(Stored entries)
- - - - - - -

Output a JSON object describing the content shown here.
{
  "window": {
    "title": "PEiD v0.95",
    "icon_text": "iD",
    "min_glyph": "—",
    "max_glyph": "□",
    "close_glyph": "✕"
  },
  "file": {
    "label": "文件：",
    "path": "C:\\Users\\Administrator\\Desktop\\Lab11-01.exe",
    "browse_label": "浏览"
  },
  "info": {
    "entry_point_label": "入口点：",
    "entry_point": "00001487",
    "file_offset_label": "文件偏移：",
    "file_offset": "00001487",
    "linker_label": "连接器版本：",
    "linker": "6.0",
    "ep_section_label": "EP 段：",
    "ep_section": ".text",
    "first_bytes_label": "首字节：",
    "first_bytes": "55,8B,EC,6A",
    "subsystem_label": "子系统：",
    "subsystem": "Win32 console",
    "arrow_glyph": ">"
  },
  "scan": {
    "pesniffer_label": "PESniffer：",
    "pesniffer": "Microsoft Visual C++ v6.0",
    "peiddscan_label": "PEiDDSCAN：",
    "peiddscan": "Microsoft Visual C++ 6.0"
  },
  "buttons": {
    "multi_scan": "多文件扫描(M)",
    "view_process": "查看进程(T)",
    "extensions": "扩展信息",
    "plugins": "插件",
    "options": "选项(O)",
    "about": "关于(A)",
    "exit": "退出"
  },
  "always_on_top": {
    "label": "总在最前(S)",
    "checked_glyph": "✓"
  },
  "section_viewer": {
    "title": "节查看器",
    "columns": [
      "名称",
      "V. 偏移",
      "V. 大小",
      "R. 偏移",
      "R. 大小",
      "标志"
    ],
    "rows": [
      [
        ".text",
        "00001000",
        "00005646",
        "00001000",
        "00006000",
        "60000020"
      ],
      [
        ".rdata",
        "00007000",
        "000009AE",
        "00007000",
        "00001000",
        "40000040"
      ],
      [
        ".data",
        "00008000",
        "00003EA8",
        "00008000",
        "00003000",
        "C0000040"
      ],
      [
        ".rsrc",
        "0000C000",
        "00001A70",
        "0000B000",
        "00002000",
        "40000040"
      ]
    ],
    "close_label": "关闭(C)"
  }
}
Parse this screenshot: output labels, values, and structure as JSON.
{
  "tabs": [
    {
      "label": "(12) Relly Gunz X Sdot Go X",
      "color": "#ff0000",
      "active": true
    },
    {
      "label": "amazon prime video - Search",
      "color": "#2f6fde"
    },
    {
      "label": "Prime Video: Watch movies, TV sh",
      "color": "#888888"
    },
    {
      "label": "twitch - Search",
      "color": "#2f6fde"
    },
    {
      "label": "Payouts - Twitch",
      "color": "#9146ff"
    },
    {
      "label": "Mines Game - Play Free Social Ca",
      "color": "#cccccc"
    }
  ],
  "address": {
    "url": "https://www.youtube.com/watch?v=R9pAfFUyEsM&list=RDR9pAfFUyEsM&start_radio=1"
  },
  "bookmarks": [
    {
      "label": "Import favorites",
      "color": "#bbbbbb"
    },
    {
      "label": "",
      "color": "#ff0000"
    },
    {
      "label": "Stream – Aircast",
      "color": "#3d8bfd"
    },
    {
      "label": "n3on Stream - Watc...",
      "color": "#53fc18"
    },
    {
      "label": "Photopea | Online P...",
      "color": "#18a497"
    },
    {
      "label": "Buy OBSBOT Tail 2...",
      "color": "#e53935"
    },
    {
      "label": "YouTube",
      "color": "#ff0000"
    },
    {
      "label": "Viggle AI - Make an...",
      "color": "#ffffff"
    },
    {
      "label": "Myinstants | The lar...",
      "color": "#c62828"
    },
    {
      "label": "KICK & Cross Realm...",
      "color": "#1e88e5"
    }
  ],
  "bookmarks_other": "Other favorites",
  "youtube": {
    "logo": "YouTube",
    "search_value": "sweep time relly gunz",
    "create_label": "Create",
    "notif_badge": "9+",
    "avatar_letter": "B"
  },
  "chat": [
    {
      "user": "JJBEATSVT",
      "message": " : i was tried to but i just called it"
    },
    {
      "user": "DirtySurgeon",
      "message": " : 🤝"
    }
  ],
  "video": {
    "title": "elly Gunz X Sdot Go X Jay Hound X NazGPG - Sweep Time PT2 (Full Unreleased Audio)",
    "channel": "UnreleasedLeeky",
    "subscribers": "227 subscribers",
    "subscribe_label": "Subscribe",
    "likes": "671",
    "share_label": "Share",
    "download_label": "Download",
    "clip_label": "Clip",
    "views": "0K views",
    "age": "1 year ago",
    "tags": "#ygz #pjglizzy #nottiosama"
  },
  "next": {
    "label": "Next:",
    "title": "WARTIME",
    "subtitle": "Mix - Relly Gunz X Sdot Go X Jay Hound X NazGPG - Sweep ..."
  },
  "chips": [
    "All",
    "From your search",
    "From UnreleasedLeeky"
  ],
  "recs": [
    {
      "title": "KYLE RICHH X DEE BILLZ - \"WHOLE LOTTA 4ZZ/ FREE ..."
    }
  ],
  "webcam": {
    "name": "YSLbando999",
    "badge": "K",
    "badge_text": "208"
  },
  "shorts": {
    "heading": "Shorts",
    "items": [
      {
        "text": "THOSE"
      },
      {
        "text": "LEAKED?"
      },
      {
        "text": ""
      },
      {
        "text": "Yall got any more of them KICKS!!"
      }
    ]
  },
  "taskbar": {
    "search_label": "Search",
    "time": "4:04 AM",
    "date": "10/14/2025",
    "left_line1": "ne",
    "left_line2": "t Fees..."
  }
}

- - - - - - -

Repeat the records above in full, character for character.

WRITTEN RESPONSE »
Output a JSON object describing the content shown here.
{
  "window": {
    "title": "PEiD v0.95",
    "icon_text": "iD",
    "min_glyph": "—",
    "max_glyph": "□",
    "close_glyph": "✕"
  },
  "file": {
    "label": "文件：",
    "path": "C:\\Users\\Administrator\\Desktop\\Lab11-01.exe",
    "browse_label": "浏览"
  },
  "info": {
    "entry_point_label": "入口点：",
    "entry_point": "00001487",
    "file_offset_label": "文件偏移：",
    "file_offset": "00001487",
    "linker_label": "连接器版本：",
    "linker": "6.0",
    "ep_section_label": "EP 段：",
    "ep_section": ".text",
    "first_bytes_label": "首字节：",
    "first_bytes": "55,8B,EC,6A",
    "subsystem_label": "子系统：",
    "subsystem": "Win32 console",
    "arrow_glyph": ">"
  },
  "scan": {
    "pesniffer_label": "PESniffer：",
    "pesniffer": "Microsoft Visual C++ v6.0",
    "peiddscan_label": "PEiDDSCAN：",
    "peiddscan": "Microsoft Visual C++ 6.0"
  },
  "buttons": {
    "multi_scan": "多文件扫描(M)",
    "view_process": "查看进程(T)",
    "extensions": "扩展信息",
    "plugins": "插件",
    "options": "选项(O)",
    "about": "关于(A)",
    "exit": "退出"
  },
  "always_on_top": {
    "label": "总在最前(S)",
    "checked_glyph": "✓"
  },
  "section_viewer": {
    "title": "节查看器",
    "columns": [
      "名称",
      "V. 偏移",
      "V. 大小",
      "R. 偏移",
      "R. 大小",
      "标志"
    ],
    "rows": [
      [
        ".text",
        "00001000",
        "00005646",
        "00001000",
        "00006000",
        "60000020"
      ],
      [
        ".rdata",
        "00007000",
        "000009AE",
        "00007000",
        "00001000",
        "40000040"
      ],
      [
        ".data",
        "00008000",
        "00003EA8",
        "00008000",
        "00003000",
        "C0000040"
      ],
      [
        ".rsrc",
        "0000C000",
        "00001A70",
        "0000B000",
        "00002000",
        "40000040"
      ]
    ],
    "close_label": "关闭(C)"
  }
}
Parse this screenshot: output labels, values, and structure as JSON.
{
  "tabs": [
    {
      "label": "(12) Relly Gunz X Sdot Go X",
      "color": "#ff0000",
      "active": true
    },
    {
      "label": "amazon prime video - Search",
      "color": "#2f6fde"
    },
    {
      "label": "Prime Video: Watch movies, TV sh",
      "color": "#888888"
    },
    {
      "label": "twitch - Search",
      "color": "#2f6fde"
    },
    {
      "label": "Payouts - Twitch",
      "color": "#9146ff"
    },
    {
      "label": "Mines Game - Play Free Social Ca",
      "color": "#cccccc"
    }
  ],
  "address": {
    "url": "https://www.youtube.com/watch?v=R9pAfFUyEsM&list=RDR9pAfFUyEsM&start_radio=1"
  },
  "bookmarks": [
    {
      "label": "Import favorites",
      "color": "#bbbbbb"
    },
    {
      "label": "",
      "color": "#ff0000"
    },
    {
      "label": "Stream – Aircast",
      "color": "#3d8bfd"
    },
    {
      "label": "n3on Stream - Watc...",
      "color": "#53fc18"
    },
    {
      "label": "Photopea | Online P...",
      "color": "#18a497"
    },
    {
      "label": "Buy OBSBOT Tail 2...",
      "color": "#e53935"
    },
    {
      "label": "YouTube",
      "color": "#ff0000"
    },
    {
      "label": "Viggle AI - Make an...",
      "color": "#ffffff"
    },
    {
      "label": "Myinstants | The lar...",
      "color": "#c62828"
    },
    {
      "label": "KICK & Cross Realm...",
      "color": "#1e88e5"
    }
  ],
  "bookmarks_other": "Other favorites",
  "youtube": {
    "logo": "YouTube",
    "search_value": "sweep time relly gunz",
    "create_label": "Create",
    "notif_badge": "9+",
    "avatar_letter": "B"
  },
  "chat": [
    {
      "user": "JJBEATSVT",
      "message": " : i was tried to but i just called it"
    },
    {
      "user": "DirtySurgeon",
      "message": " : 🤝"
    }
  ],
  "video": {
    "title": "elly Gunz X Sdot Go X Jay Hound X NazGPG - Sweep Time PT2 (Full Unreleased Audio)",
    "channel": "UnreleasedLeeky",
    "subscribers": "227 subscribers",
    "subscribe_label": "Subscribe",
    "likes": "671",
    "share_label": "Share",
    "download_label": "Download",
    "clip_label": "Clip",
    "views": "0K views",
    "age": "1 year ago",
    "tags": "#ygz #pjglizzy #nottiosama"
  },
  "next": {
    "label": "Next:",
    "title": "WARTIME",
    "subtitle": "Mix - Relly Gunz X Sdot Go X Jay Hound X NazGPG - Sweep ..."
  },
  "chips": [
    "All",
    "From your search",
    "From UnreleasedLeeky"
  ],
  "recs": [
    {
      "title": "KYLE RICHH X DEE BILLZ - \"WHOLE LOTTA 4ZZ/ FREE ..."
    }
  ],
  "webcam": {
    "name": "YSLbando999",
    "badge": "K",
    "badge_text": "208"
  },
  "shorts": {
    "heading": "Shorts",
    "items": [
      {
        "text": "THOSE"
      },
      {
        "text": "LEAKED?"
      },
      {
        "text": ""
      },
      {
        "text": "Yall got any more of them KICKS!!"
      }
    ]
  },
  "taskbar": {
    "search_label": "Search",
    "time": "4:04 AM",
    "date": "10/14/2025",
    "left_line1": "ne",
    "left_line2": "t Fees..."
  }
}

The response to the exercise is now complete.